The records below must be transcribed exactly. Do not include the pictures.

----------

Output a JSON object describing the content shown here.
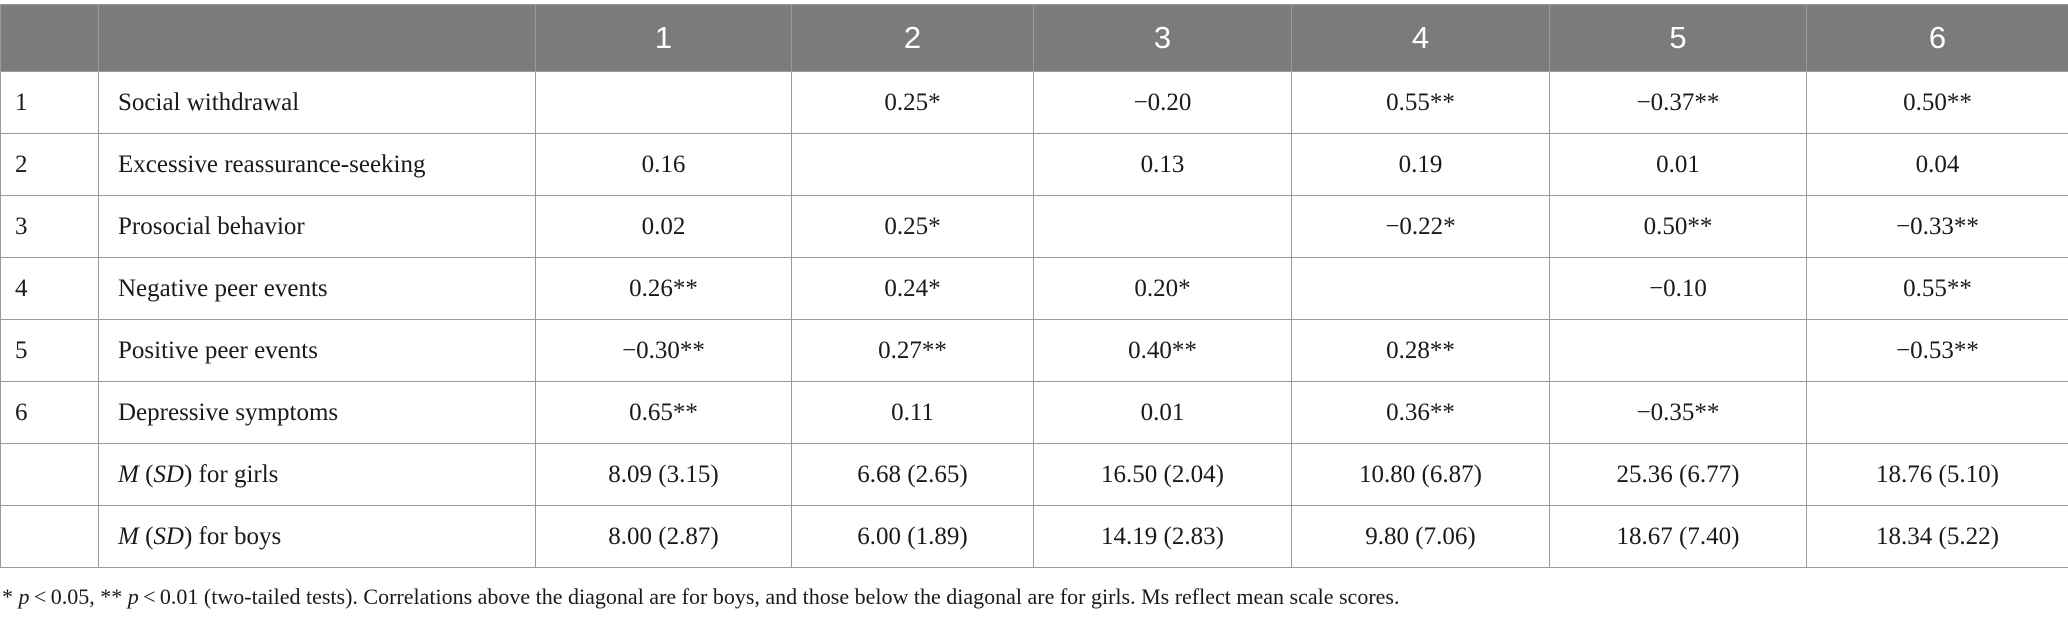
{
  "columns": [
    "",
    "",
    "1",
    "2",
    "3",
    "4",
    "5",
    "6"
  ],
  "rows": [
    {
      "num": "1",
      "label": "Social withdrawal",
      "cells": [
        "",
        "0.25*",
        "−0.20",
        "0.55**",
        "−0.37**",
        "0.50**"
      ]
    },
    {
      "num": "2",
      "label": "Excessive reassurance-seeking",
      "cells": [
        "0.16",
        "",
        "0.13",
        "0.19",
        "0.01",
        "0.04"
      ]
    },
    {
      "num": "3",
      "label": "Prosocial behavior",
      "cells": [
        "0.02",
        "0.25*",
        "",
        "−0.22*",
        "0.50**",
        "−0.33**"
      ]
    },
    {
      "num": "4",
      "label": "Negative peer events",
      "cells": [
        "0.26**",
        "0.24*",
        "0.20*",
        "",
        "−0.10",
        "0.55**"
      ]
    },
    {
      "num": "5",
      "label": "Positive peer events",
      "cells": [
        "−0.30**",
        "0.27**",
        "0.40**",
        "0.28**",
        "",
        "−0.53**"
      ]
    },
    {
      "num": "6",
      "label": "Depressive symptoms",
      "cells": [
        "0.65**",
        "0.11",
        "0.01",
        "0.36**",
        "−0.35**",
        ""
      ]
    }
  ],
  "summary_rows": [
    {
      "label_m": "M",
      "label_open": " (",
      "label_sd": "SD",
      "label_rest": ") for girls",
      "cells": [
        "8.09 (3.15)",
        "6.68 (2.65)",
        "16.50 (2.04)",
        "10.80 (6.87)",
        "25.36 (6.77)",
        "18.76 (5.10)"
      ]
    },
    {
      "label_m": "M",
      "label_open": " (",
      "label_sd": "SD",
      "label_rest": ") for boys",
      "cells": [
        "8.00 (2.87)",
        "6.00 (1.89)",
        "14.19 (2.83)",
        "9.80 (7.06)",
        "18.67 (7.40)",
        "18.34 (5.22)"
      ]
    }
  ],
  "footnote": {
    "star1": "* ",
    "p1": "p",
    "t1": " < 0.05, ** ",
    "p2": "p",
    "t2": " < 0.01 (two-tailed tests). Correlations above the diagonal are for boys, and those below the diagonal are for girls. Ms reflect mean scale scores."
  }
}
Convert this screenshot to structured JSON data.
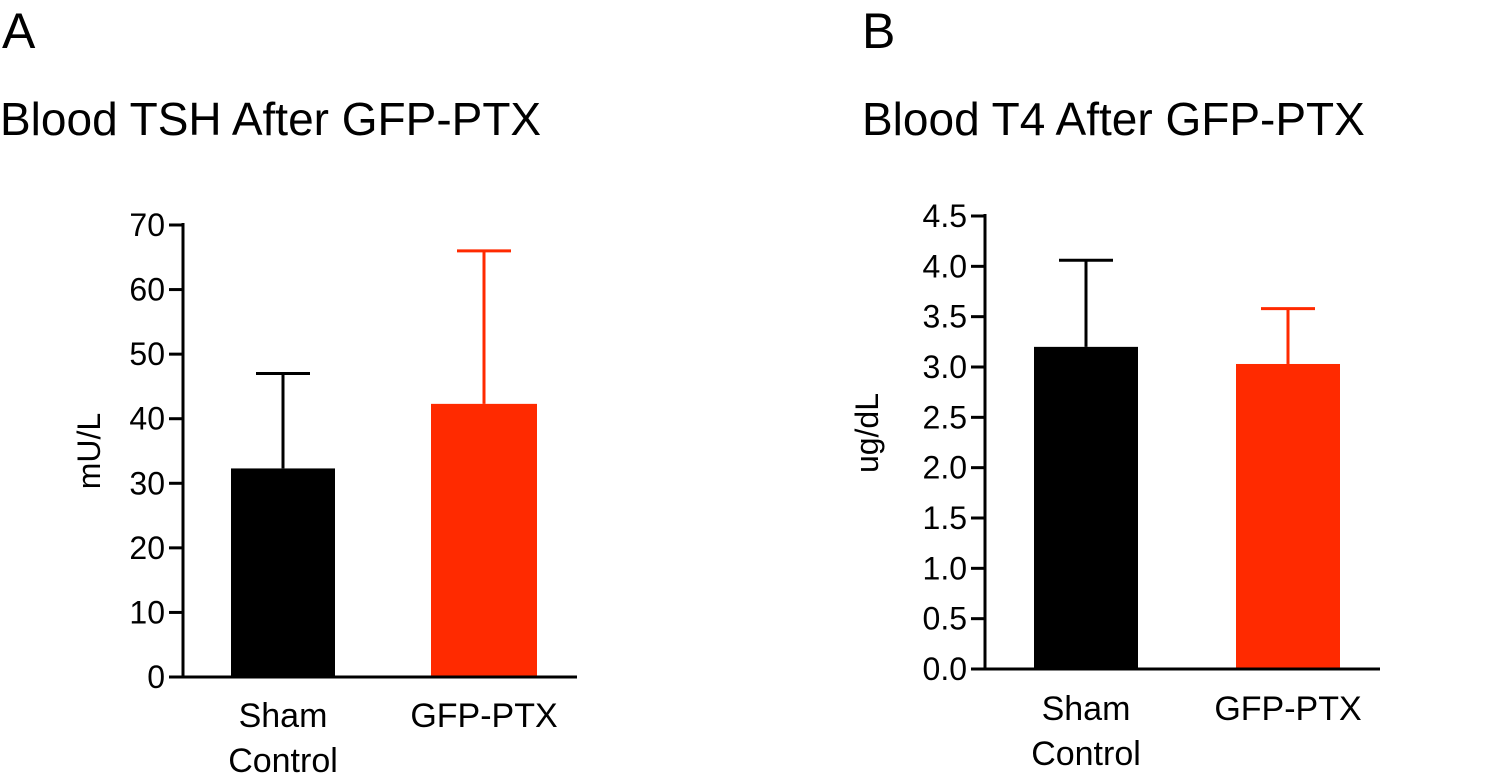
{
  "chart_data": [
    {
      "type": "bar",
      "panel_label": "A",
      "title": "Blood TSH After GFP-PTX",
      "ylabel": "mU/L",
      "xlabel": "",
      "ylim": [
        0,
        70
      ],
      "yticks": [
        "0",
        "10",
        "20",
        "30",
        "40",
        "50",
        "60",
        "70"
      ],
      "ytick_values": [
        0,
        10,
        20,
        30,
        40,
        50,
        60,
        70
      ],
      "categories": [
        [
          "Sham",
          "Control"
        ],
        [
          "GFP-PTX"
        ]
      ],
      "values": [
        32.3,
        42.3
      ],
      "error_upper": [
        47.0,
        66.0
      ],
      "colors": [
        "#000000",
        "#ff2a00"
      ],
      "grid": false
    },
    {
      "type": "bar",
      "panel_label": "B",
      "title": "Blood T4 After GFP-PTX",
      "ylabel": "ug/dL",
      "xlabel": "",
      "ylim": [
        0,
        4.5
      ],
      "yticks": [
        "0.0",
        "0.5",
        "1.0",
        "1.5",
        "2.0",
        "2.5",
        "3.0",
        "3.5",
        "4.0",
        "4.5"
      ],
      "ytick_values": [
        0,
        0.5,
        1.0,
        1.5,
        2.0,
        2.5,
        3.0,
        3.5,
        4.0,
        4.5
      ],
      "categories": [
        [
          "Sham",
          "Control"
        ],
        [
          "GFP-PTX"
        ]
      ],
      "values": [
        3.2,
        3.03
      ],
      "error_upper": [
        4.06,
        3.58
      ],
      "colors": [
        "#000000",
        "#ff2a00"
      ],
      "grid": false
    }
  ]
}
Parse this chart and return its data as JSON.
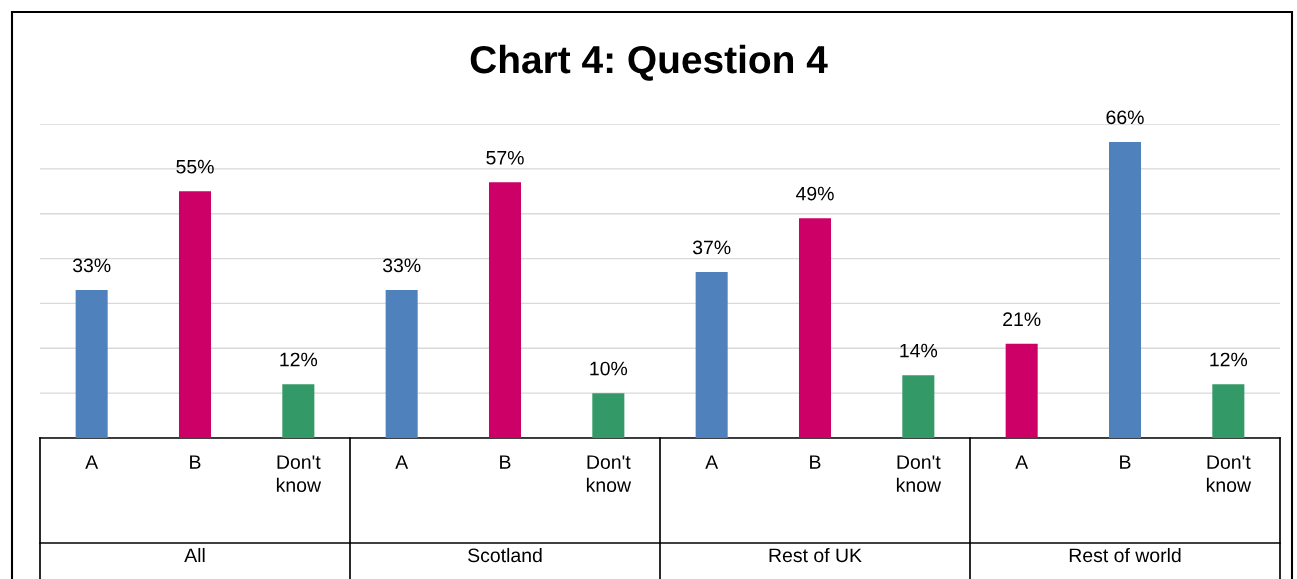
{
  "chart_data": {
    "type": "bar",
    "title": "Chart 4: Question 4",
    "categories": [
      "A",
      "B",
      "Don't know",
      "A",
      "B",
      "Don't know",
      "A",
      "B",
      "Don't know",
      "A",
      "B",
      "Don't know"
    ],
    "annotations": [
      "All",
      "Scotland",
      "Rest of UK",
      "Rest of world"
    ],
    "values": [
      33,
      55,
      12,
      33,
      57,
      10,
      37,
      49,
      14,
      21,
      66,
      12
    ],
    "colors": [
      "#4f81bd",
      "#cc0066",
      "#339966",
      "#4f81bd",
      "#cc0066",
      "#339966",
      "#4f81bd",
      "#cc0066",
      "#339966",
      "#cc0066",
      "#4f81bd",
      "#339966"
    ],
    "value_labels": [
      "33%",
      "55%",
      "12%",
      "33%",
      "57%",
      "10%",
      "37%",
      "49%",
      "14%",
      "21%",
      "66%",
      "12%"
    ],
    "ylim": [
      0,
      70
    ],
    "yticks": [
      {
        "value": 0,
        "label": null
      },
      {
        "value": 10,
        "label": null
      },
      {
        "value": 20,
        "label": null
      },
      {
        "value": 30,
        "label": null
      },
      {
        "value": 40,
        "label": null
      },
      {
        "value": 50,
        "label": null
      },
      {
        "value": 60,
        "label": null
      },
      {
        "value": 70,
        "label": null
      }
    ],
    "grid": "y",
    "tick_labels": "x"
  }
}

----------

### Answer to the problem
Output a JSON object describing the content shown here.
{
  "columns": [
    "",
    "",
    "1",
    "2",
    "3",
    "4",
    "5",
    "6"
  ],
  "rows": [
    {
      "num": "1",
      "label": "Social withdrawal",
      "cells": [
        "",
        "0.25*",
        "−0.20",
        "0.55**",
        "−0.37**",
        "0.50**"
      ]
    },
    {
      "num": "2",
      "label": "Excessive reassurance-seeking",
      "cells": [
        "0.16",
        "",
        "0.13",
        "0.19",
        "0.01",
        "0.04"
      ]
    },
    {
      "num": "3",
      "label": "Prosocial behavior",
      "cells": [
        "0.02",
        "0.25*",
        "",
        "−0.22*",
        "0.50**",
        "−0.33**"
      ]
    },
    {
      "num": "4",
      "label": "Negative peer events",
      "cells": [
        "0.26**",
        "0.24*",
        "0.20*",
        "",
        "−0.10",
        "0.55**"
      ]
    },
    {
      "num": "5",
      "label": "Positive peer events",
      "cells": [
        "−0.30**",
        "0.27**",
        "0.40**",
        "0.28**",
        "",
        "−0.53**"
      ]
    },
    {
      "num": "6",
      "label": "Depressive symptoms",
      "cells": [
        "0.65**",
        "0.11",
        "0.01",
        "0.36**",
        "−0.35**",
        ""
      ]
    }
  ],
  "summary_rows": [
    {
      "label_m": "M",
      "label_open": " (",
      "label_sd": "SD",
      "label_rest": ") for girls",
      "cells": [
        "8.09 (3.15)",
        "6.68 (2.65)",
        "16.50 (2.04)",
        "10.80 (6.87)",
        "25.36 (6.77)",
        "18.76 (5.10)"
      ]
    },
    {
      "label_m": "M",
      "label_open": " (",
      "label_sd": "SD",
      "label_rest": ") for boys",
      "cells": [
        "8.00 (2.87)",
        "6.00 (1.89)",
        "14.19 (2.83)",
        "9.80 (7.06)",
        "18.67 (7.40)",
        "18.34 (5.22)"
      ]
    }
  ],
  "footnote": {
    "star1": "* ",
    "p1": "p",
    "t1": " < 0.05, ** ",
    "p2": "p",
    "t2": " < 0.01 (two-tailed tests). Correlations above the diagonal are for boys, and those below the diagonal are for girls. Ms reflect mean scale scores."
  }
}
Convert this screenshot to structured JSON data.
{
  "chart_data": [
    {
      "type": "bar",
      "panel_label": "A",
      "title": "Blood TSH After GFP-PTX",
      "ylabel": "mU/L",
      "xlabel": "",
      "ylim": [
        0,
        70
      ],
      "yticks": [
        "0",
        "10",
        "20",
        "30",
        "40",
        "50",
        "60",
        "70"
      ],
      "ytick_values": [
        0,
        10,
        20,
        30,
        40,
        50,
        60,
        70
      ],
      "categories": [
        [
          "Sham",
          "Control"
        ],
        [
          "GFP-PTX"
        ]
      ],
      "values": [
        32.3,
        42.3
      ],
      "error_upper": [
        47.0,
        66.0
      ],
      "colors": [
        "#000000",
        "#ff2a00"
      ],
      "grid": false
    },
    {
      "type": "bar",
      "panel_label": "B",
      "title": "Blood T4 After GFP-PTX",
      "ylabel": "ug/dL",
      "xlabel": "",
      "ylim": [
        0,
        4.5
      ],
      "yticks": [
        "0.0",
        "0.5",
        "1.0",
        "1.5",
        "2.0",
        "2.5",
        "3.0",
        "3.5",
        "4.0",
        "4.5"
      ],
      "ytick_values": [
        0,
        0.5,
        1.0,
        1.5,
        2.0,
        2.5,
        3.0,
        3.5,
        4.0,
        4.5
      ],
      "categories": [
        [
          "Sham",
          "Control"
        ],
        [
          "GFP-PTX"
        ]
      ],
      "values": [
        3.2,
        3.03
      ],
      "error_upper": [
        4.06,
        3.58
      ],
      "colors": [
        "#000000",
        "#ff2a00"
      ],
      "grid": false
    }
  ]
}
Parse this chart and return its data as JSON.
{
  "chart_data": {
    "type": "bar",
    "title": "Chart 4: Question 4",
    "categories": [
      "A",
      "B",
      "Don't know",
      "A",
      "B",
      "Don't know",
      "A",
      "B",
      "Don't know",
      "A",
      "B",
      "Don't know"
    ],
    "annotations": [
      "All",
      "Scotland",
      "Rest of UK",
      "Rest of world"
    ],
    "values": [
      33,
      55,
      12,
      33,
      57,
      10,
      37,
      49,
      14,
      21,
      66,
      12
    ],
    "colors": [
      "#4f81bd",
      "#cc0066",
      "#339966",
      "#4f81bd",
      "#cc0066",
      "#339966",
      "#4f81bd",
      "#cc0066",
      "#339966",
      "#cc0066",
      "#4f81bd",
      "#339966"
    ],
    "value_labels": [
      "33%",
      "55%",
      "12%",
      "33%",
      "57%",
      "10%",
      "37%",
      "49%",
      "14%",
      "21%",
      "66%",
      "12%"
    ],
    "ylim": [
      0,
      70
    ],
    "yticks": [
      {
        "value": 0,
        "label": null
      },
      {
        "value": 10,
        "label": null
      },
      {
        "value": 20,
        "label": null
      },
      {
        "value": 30,
        "label": null
      },
      {
        "value": 40,
        "label": null
      },
      {
        "value": 50,
        "label": null
      },
      {
        "value": 60,
        "label": null
      },
      {
        "value": 70,
        "label": null
      }
    ],
    "grid": "y",
    "tick_labels": "x"
  }
}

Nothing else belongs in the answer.